■ **Part of a data file**
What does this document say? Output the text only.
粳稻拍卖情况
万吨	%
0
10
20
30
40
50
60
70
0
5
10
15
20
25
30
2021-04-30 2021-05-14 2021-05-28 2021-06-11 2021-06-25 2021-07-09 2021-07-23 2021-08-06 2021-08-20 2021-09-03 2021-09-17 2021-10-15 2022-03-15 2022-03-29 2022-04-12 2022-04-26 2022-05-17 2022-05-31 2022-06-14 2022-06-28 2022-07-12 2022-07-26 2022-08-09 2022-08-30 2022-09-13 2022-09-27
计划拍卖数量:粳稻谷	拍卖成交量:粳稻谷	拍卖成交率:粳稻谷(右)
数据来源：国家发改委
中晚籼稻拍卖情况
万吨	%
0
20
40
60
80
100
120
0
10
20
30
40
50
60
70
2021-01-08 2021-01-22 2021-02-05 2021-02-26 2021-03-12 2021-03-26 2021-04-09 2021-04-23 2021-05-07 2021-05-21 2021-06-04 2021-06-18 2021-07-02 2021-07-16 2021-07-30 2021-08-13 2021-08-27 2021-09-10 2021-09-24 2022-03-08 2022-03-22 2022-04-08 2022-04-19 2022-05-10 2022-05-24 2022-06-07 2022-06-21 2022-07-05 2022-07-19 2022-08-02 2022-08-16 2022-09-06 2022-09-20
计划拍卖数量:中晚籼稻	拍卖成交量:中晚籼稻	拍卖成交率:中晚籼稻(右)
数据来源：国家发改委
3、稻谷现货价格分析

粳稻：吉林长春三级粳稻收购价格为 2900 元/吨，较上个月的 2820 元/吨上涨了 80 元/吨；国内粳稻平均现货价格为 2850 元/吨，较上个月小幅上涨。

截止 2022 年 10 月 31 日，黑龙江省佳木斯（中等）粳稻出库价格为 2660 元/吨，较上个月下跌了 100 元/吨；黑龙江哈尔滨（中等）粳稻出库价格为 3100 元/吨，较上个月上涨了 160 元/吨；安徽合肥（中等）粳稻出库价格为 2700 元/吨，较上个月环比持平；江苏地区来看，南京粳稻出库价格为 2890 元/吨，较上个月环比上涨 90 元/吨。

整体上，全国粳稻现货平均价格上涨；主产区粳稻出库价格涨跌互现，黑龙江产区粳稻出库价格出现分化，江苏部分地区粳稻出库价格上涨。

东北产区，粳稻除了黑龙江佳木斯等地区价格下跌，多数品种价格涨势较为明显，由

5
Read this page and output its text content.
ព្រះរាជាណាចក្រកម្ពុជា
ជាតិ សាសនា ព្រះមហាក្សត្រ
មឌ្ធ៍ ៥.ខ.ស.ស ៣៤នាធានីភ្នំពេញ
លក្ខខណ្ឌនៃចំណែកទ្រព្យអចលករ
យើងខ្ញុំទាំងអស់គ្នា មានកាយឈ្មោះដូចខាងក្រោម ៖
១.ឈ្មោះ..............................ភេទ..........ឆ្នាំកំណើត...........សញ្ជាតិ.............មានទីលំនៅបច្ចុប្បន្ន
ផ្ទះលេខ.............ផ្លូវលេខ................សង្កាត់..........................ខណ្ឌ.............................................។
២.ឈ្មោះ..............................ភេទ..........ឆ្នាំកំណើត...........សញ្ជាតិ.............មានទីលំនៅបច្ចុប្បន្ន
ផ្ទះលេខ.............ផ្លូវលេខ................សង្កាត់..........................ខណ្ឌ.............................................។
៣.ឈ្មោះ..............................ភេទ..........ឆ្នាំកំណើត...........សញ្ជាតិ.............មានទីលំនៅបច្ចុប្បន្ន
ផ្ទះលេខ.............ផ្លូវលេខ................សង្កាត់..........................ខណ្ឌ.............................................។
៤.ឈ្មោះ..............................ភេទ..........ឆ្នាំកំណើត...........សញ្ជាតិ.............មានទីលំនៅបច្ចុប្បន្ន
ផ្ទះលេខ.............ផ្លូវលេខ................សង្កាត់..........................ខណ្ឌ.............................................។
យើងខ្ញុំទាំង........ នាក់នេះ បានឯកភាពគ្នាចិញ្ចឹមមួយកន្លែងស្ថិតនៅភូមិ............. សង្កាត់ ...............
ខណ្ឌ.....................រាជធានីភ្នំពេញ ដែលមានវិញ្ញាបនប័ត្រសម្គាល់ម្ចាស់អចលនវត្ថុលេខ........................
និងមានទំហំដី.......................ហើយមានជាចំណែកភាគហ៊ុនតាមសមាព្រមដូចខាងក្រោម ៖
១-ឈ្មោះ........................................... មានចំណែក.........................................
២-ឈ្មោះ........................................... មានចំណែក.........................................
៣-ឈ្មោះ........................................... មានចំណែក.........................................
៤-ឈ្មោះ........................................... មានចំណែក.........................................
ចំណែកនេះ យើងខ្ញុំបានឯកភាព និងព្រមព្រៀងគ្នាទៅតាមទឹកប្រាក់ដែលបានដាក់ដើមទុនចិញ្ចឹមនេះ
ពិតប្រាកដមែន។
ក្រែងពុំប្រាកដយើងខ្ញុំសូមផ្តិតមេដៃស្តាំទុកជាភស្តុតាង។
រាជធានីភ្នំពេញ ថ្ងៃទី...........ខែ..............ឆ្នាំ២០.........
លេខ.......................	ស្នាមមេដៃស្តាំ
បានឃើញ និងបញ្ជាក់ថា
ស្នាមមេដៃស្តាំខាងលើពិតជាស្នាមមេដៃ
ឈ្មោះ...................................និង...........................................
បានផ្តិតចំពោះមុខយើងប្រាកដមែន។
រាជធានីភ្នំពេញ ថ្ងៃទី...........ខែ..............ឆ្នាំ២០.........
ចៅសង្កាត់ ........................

■ **Requirements**
Spot every line that holds "text" and copy it.

■ **Exercise answer**
What does this document say? Output the text only.
Read this page and output its text content.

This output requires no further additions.